# START OF RECORDS PROVIDED

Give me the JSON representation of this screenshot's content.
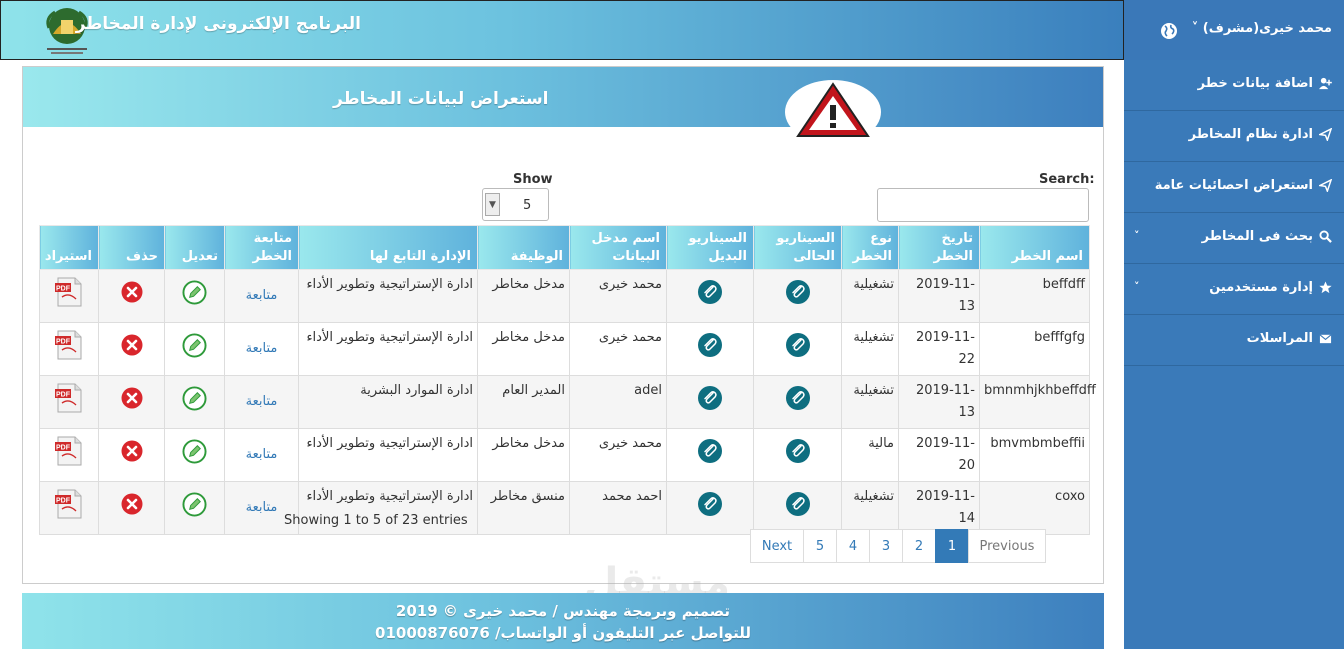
{
  "header": {
    "app_title": "البرنامج الإلكترونى لإدارة المخاطر",
    "user_menu": "محمد خيرى(مشرف) ˅"
  },
  "sidebar": {
    "items": [
      {
        "label": "اضافة بيانات خطر",
        "icon": "user-plus-icon"
      },
      {
        "label": "ادارة نظام المخاطر",
        "icon": "send-icon"
      },
      {
        "label": "استعراض احصائيات عامة",
        "icon": "send-icon"
      },
      {
        "label": "بحث فى المخاطر",
        "icon": "search-icon",
        "chevron": "˅"
      },
      {
        "label": "إدارة مستخدمين",
        "icon": "star-icon",
        "chevron": "˅"
      },
      {
        "label": "المراسلات",
        "icon": "envelope-icon"
      }
    ]
  },
  "main": {
    "title": "استعراض لبيانات المخاطر",
    "show_label": "Show",
    "show_value": "5",
    "search_label": "Search:",
    "columns": [
      "اسم الخطر",
      "تاريخ الخطر",
      "نوع الخطر",
      "السيناريو الحالى",
      "السيناريو البديل",
      "اسم مدخل البيانات",
      "الوظيفة",
      "الإدارة التابع لها",
      "متابعة الخطر",
      "تعديل",
      "حذف",
      "استيراد"
    ],
    "rows": [
      {
        "name": "beffdff",
        "date": "2019-11-13",
        "type": "تشغيلية",
        "entered_by": "محمد خيرى",
        "job": "مدخل مخاطر",
        "dept": "ادارة الإستراتيجية وتطوير الأداء",
        "follow": "متابعة"
      },
      {
        "name": "befffgfg",
        "date": "2019-11-22",
        "type": "تشغيلية",
        "entered_by": "محمد خيرى",
        "job": "مدخل مخاطر",
        "dept": "ادارة الإستراتيجية وتطوير الأداء",
        "follow": "متابعة"
      },
      {
        "name": "bmnmhjkhbeffdff",
        "date": "2019-11-13",
        "type": "تشغيلية",
        "entered_by": "adel",
        "job": "المدير العام",
        "dept": "ادارة الموارد البشرية",
        "follow": "متابعة"
      },
      {
        "name": "bmvmbmbeffii",
        "date": "2019-11-20",
        "type": "مالية",
        "entered_by": "محمد خيرى",
        "job": "مدخل مخاطر",
        "dept": "ادارة الإستراتيجية وتطوير الأداء",
        "follow": "متابعة"
      },
      {
        "name": "coxo",
        "date": "2019-11-14",
        "type": "تشغيلية",
        "entered_by": "احمد محمد",
        "job": "منسق مخاطر",
        "dept": "ادارة الإستراتيجية وتطوير الأداء",
        "follow": "متابعة"
      }
    ],
    "info": "Showing 1 to 5 of 23 entries",
    "pagination": {
      "previous": "Previous",
      "pages": [
        "1",
        "2",
        "3",
        "4",
        "5"
      ],
      "active_page": "1",
      "next": "Next"
    }
  },
  "footer": {
    "line1": "تصميم وبرمجة مهندس / محمد خيرى © 2019",
    "line2": "للتواصل عبر التليفون أو الواتساب/ 01000876076"
  },
  "watermark": "مستقل",
  "colors": {
    "sidebar": "#3a7ab9",
    "accent": "#337ab7",
    "clip": "#0e6e80",
    "delete": "#d9262c",
    "edit": "#2e9a3a"
  }
}
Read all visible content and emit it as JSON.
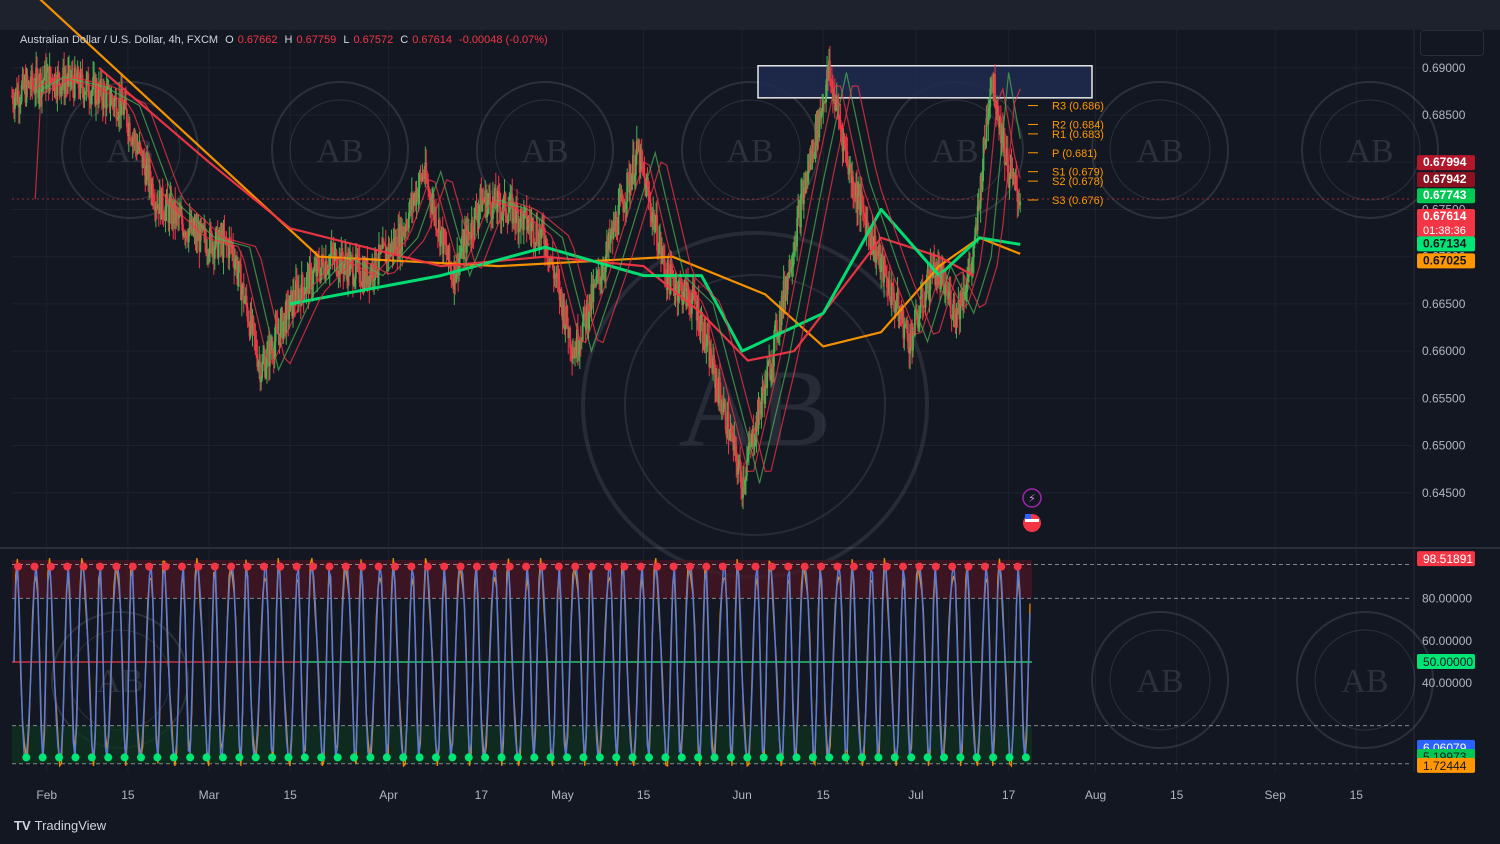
{
  "header": {
    "symbol": "Australian Dollar / U.S. Dollar, 4h, FXCM",
    "open_label": "O",
    "open": "0.67662",
    "high_label": "H",
    "high": "0.67759",
    "low_label": "L",
    "low": "0.67572",
    "close_label": "C",
    "close": "0.67614",
    "change": "-0.00048 (-0.07%)"
  },
  "branding": {
    "logo_text": "TradingView"
  },
  "colors": {
    "background": "#131722",
    "grid": "#1e222d",
    "axis_text": "#b2b5be",
    "up": "#4caf50",
    "down": "#f23645",
    "orange": "#ff9800",
    "lime": "#00e676",
    "blue_osc": "#5b7bd5",
    "box": "#ffffff"
  },
  "chart_data": [
    {
      "type": "candlestick",
      "title": "Australian Dollar / U.S. Dollar, 4h, FXCM",
      "x_ticks": [
        "Feb",
        "15",
        "Mar",
        "15",
        "Apr",
        "17",
        "May",
        "15",
        "Jun",
        "15",
        "Jul",
        "17",
        "Aug",
        "15",
        "Sep",
        "15"
      ],
      "y_ticks": [
        "0.69000",
        "0.68500",
        "0.68000",
        "0.67500",
        "0.67000",
        "0.66500",
        "0.66000",
        "0.65500",
        "0.65000",
        "0.64500"
      ],
      "ylim": [
        0.64,
        0.694
      ],
      "price_path": [
        {
          "t": "Jan 26",
          "p": 0.687
        },
        {
          "t": "Feb 1",
          "p": 0.689
        },
        {
          "t": "Feb 8",
          "p": 0.688
        },
        {
          "t": "Feb 14",
          "p": 0.686
        },
        {
          "t": "Feb 20",
          "p": 0.676
        },
        {
          "t": "Feb 27",
          "p": 0.672
        },
        {
          "t": "Mar 5",
          "p": 0.671
        },
        {
          "t": "Mar 10",
          "p": 0.658
        },
        {
          "t": "Mar 16",
          "p": 0.666
        },
        {
          "t": "Mar 22",
          "p": 0.67
        },
        {
          "t": "Mar 28",
          "p": 0.668
        },
        {
          "t": "Apr 3",
          "p": 0.672
        },
        {
          "t": "Apr 7",
          "p": 0.679
        },
        {
          "t": "Apr 12",
          "p": 0.668
        },
        {
          "t": "Apr 17",
          "p": 0.676
        },
        {
          "t": "Apr 22",
          "p": 0.675
        },
        {
          "t": "Apr 28",
          "p": 0.672
        },
        {
          "t": "May 3",
          "p": 0.66
        },
        {
          "t": "May 8",
          "p": 0.669
        },
        {
          "t": "May 14",
          "p": 0.681
        },
        {
          "t": "May 19",
          "p": 0.668
        },
        {
          "t": "May 24",
          "p": 0.665
        },
        {
          "t": "May 30",
          "p": 0.651
        },
        {
          "t": "Jun 1",
          "p": 0.646
        },
        {
          "t": "Jun 6",
          "p": 0.659
        },
        {
          "t": "Jun 12",
          "p": 0.678
        },
        {
          "t": "Jun 16",
          "p": 0.6895
        },
        {
          "t": "Jun 20",
          "p": 0.678
        },
        {
          "t": "Jun 25",
          "p": 0.669
        },
        {
          "t": "Jun 30",
          "p": 0.661
        },
        {
          "t": "Jul 4",
          "p": 0.669
        },
        {
          "t": "Jul 8",
          "p": 0.664
        },
        {
          "t": "Jul 11",
          "p": 0.67
        },
        {
          "t": "Jul 14",
          "p": 0.6895
        },
        {
          "t": "Jul 17",
          "p": 0.679
        },
        {
          "t": "Jul 19",
          "p": 0.6761
        }
      ],
      "moving_averages": [
        {
          "name": "",
          "color": "#ff9800",
          "path": [
            [
              "Jan 26",
              0.7
            ],
            [
              "Mar 20",
              0.67
            ],
            [
              "Apr 20",
              0.669
            ],
            [
              "May 20",
              0.67
            ],
            [
              "Jun 5",
              0.666
            ],
            [
              "Jun 15",
              0.6605
            ],
            [
              "Jun 25",
              0.662
            ],
            [
              "Jul 5",
              0.669
            ],
            [
              "Jul 12",
              0.672
            ],
            [
              "Jul 19",
              0.6703
            ]
          ]
        },
        {
          "name": "",
          "color": "#f23645",
          "path": [
            [
              "Feb 10",
              0.69
            ],
            [
              "Mar 1",
              0.68
            ],
            [
              "Mar 15",
              0.673
            ],
            [
              "Apr 10",
              0.669
            ],
            [
              "Apr 28",
              0.67
            ],
            [
              "May 15",
              0.669
            ],
            [
              "May 25",
              0.664
            ],
            [
              "Jun 2",
              0.659
            ],
            [
              "Jun 10",
              0.66
            ],
            [
              "Jun 25",
              0.672
            ],
            [
              "Jul 5",
              0.67
            ],
            [
              "Jul 11",
              0.668
            ]
          ]
        },
        {
          "name": "",
          "color": "#00e676",
          "path": [
            [
              "Mar 15",
              0.665
            ],
            [
              "Apr 10",
              0.668
            ],
            [
              "Apr 28",
              0.671
            ],
            [
              "May 15",
              0.668
            ],
            [
              "May 25",
              0.668
            ],
            [
              "Jun 1",
              0.66
            ],
            [
              "Jun 15",
              0.664
            ],
            [
              "Jun 25",
              0.675
            ],
            [
              "Jul 5",
              0.668
            ],
            [
              "Jul 12",
              0.672
            ],
            [
              "Jul 19",
              0.6713
            ]
          ]
        }
      ],
      "pivot_levels": [
        {
          "label": "R3 (0.686)",
          "value": 0.686
        },
        {
          "label": "R2 (0.684)",
          "value": 0.684
        },
        {
          "label": "R1 (0.683)",
          "value": 0.683
        },
        {
          "label": "P (0.681)",
          "value": 0.681
        },
        {
          "label": "S1 (0.679)",
          "value": 0.679
        },
        {
          "label": "S2 (0.678)",
          "value": 0.678
        },
        {
          "label": "S3 (0.676)",
          "value": 0.676
        }
      ],
      "resistance_zone": {
        "from": "Jun 1",
        "to": "Jul 19",
        "low": 0.6883,
        "high": 0.69
      },
      "price_labels": [
        {
          "value": "0.67994",
          "bg": "#b2172a",
          "y": 0.6799
        },
        {
          "value": "0.67942",
          "bg": "#8b1220",
          "y": 0.6781
        },
        {
          "value": "0.67743",
          "bg": "#00c853",
          "y": 0.6764
        },
        {
          "value": "0.67614",
          "extra": "01:38:36",
          "bg": "#f23645",
          "y": 0.6742
        },
        {
          "value": "0.67134",
          "bg": "#00e676",
          "y": 0.6713
        },
        {
          "value": "0.67025",
          "bg": "#ff9800",
          "y": 0.6695
        }
      ]
    },
    {
      "type": "line",
      "title": "",
      "y_ticks": [
        "80.00000",
        "60.00000",
        "40.00000"
      ],
      "ylim": [
        0,
        100
      ],
      "overbought": 80,
      "oversold": 20,
      "midline": 50,
      "osc_path_note": "stochastic oscillating between ~2 and ~98",
      "series": [
        {
          "name": "",
          "color": "#5b7bd5",
          "cycles": 62
        },
        {
          "name": "",
          "color": "#ff9800",
          "cycles": 62
        }
      ],
      "value_labels": [
        {
          "value": "98.51891",
          "bg": "#f23645",
          "y": 98.5
        },
        {
          "value": "50.00000",
          "bg": "#00e676",
          "y": 50
        },
        {
          "value": "6.06079",
          "bg": "#2962ff",
          "y": 9.5
        },
        {
          "value": "5.19973",
          "bg": "#00c853",
          "y": 5.2
        },
        {
          "value": "1.72444",
          "bg": "#ff9800",
          "y": 1.0
        }
      ]
    }
  ]
}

# END OF RECORDS PROVIDED

STATED EXERCISE → Look through the entries and find each line that has the string "JSON". Copy those lines.

EXPECTED ANSWER →
Give me the JSON representation of this screenshot's content.
Read all visible content and emit it as JSON.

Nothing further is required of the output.